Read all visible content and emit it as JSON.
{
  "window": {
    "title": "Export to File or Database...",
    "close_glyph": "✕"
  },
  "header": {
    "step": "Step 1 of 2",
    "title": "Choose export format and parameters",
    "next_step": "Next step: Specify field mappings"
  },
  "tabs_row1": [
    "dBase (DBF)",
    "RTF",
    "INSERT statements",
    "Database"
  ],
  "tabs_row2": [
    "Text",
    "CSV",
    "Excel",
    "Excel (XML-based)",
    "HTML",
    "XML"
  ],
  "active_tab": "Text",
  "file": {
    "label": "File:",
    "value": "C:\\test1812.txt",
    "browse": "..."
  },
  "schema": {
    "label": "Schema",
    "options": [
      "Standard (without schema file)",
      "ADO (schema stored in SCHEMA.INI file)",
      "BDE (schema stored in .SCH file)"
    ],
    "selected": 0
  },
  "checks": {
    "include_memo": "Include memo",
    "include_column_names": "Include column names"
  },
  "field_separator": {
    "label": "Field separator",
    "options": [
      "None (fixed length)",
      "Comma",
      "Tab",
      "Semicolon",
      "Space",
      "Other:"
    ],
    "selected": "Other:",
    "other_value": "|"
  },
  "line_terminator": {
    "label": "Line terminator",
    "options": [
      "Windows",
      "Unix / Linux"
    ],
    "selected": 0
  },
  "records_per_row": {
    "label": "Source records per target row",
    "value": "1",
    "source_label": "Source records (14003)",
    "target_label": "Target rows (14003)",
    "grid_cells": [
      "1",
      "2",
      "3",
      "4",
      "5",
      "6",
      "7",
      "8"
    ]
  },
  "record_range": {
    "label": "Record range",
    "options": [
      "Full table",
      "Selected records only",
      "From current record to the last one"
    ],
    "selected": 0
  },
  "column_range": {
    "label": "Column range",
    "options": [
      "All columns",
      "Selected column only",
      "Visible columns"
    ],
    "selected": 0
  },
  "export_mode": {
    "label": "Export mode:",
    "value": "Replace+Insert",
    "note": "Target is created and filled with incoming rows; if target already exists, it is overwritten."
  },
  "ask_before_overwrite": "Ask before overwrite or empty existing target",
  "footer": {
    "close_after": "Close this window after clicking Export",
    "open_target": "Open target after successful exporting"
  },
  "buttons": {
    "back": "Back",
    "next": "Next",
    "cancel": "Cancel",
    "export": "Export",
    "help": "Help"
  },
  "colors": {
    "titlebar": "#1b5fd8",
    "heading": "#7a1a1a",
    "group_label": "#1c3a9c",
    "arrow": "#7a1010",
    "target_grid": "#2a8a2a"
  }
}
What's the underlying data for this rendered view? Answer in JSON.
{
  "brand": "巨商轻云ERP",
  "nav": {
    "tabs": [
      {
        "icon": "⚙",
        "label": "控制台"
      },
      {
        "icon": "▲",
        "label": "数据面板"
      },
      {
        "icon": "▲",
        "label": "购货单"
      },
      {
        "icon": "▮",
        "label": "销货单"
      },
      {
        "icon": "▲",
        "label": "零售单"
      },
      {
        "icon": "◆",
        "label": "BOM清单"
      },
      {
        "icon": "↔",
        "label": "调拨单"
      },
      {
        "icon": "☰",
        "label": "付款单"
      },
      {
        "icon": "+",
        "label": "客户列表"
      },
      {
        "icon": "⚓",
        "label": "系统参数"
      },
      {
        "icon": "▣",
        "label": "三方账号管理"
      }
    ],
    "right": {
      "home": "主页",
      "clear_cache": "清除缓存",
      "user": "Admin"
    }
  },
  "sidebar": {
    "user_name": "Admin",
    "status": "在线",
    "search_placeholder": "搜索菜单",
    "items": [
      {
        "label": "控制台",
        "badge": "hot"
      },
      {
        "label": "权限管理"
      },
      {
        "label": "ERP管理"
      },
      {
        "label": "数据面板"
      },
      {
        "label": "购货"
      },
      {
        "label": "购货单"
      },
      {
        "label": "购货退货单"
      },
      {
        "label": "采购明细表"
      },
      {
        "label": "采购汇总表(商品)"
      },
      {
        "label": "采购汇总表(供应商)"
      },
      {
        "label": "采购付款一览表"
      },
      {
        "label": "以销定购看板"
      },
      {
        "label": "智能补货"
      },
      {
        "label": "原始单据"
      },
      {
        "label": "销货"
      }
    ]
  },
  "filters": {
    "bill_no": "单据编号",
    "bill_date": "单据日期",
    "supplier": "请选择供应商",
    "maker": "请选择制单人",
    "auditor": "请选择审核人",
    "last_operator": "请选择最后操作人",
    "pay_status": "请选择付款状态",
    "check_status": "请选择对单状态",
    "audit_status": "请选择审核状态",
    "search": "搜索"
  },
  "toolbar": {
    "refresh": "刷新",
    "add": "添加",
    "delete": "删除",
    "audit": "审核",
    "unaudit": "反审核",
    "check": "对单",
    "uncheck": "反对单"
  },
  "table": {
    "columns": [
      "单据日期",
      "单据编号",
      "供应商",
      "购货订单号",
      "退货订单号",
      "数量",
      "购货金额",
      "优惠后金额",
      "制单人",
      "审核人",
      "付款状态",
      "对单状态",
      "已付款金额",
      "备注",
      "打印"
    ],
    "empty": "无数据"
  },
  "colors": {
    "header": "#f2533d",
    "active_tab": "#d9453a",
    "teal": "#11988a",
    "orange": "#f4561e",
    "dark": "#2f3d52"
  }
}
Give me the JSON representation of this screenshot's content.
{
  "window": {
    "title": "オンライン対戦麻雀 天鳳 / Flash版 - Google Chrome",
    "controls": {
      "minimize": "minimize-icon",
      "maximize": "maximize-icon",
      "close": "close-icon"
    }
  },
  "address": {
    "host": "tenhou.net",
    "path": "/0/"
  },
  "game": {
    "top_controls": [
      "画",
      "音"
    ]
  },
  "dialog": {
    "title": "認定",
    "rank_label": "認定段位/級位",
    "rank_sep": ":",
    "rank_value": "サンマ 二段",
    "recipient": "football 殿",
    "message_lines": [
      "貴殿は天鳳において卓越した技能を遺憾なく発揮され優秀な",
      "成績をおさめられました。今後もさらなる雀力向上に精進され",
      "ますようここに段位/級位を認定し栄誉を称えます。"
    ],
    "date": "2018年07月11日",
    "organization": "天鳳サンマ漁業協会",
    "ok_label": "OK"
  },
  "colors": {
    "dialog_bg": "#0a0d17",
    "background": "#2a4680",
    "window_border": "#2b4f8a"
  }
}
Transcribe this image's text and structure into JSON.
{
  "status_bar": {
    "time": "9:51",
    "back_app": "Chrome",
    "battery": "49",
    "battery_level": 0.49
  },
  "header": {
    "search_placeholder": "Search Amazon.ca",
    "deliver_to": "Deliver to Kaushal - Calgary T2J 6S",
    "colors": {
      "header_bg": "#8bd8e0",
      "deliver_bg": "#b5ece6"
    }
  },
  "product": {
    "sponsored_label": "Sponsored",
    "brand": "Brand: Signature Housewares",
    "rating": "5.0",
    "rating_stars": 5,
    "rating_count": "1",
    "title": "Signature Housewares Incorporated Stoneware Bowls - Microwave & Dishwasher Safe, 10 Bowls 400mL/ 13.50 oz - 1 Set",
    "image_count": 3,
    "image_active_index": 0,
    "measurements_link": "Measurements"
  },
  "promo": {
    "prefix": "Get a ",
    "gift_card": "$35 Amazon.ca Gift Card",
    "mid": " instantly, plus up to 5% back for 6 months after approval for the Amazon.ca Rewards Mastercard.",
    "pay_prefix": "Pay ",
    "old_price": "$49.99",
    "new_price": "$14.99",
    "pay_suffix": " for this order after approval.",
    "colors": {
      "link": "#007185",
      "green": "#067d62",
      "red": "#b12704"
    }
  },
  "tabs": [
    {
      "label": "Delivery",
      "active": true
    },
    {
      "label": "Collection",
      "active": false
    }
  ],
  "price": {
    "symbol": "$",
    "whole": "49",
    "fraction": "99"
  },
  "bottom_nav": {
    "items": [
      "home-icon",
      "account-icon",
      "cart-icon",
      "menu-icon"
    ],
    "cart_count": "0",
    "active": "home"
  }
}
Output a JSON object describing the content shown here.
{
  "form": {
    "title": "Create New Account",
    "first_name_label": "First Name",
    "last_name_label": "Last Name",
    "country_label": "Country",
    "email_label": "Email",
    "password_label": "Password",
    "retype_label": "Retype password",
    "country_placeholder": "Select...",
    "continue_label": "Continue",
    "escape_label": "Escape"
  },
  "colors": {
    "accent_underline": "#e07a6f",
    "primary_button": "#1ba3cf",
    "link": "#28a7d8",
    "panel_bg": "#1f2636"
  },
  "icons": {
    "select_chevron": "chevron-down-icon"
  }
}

### Short task
Look through the entries and find each line that has the string "Chrome". Copy those lines.

### Correct result
    "title": "オンライン対戦麻雀 天鳳 / Flash版 - Google Chrome",
    "back_app": "Chrome",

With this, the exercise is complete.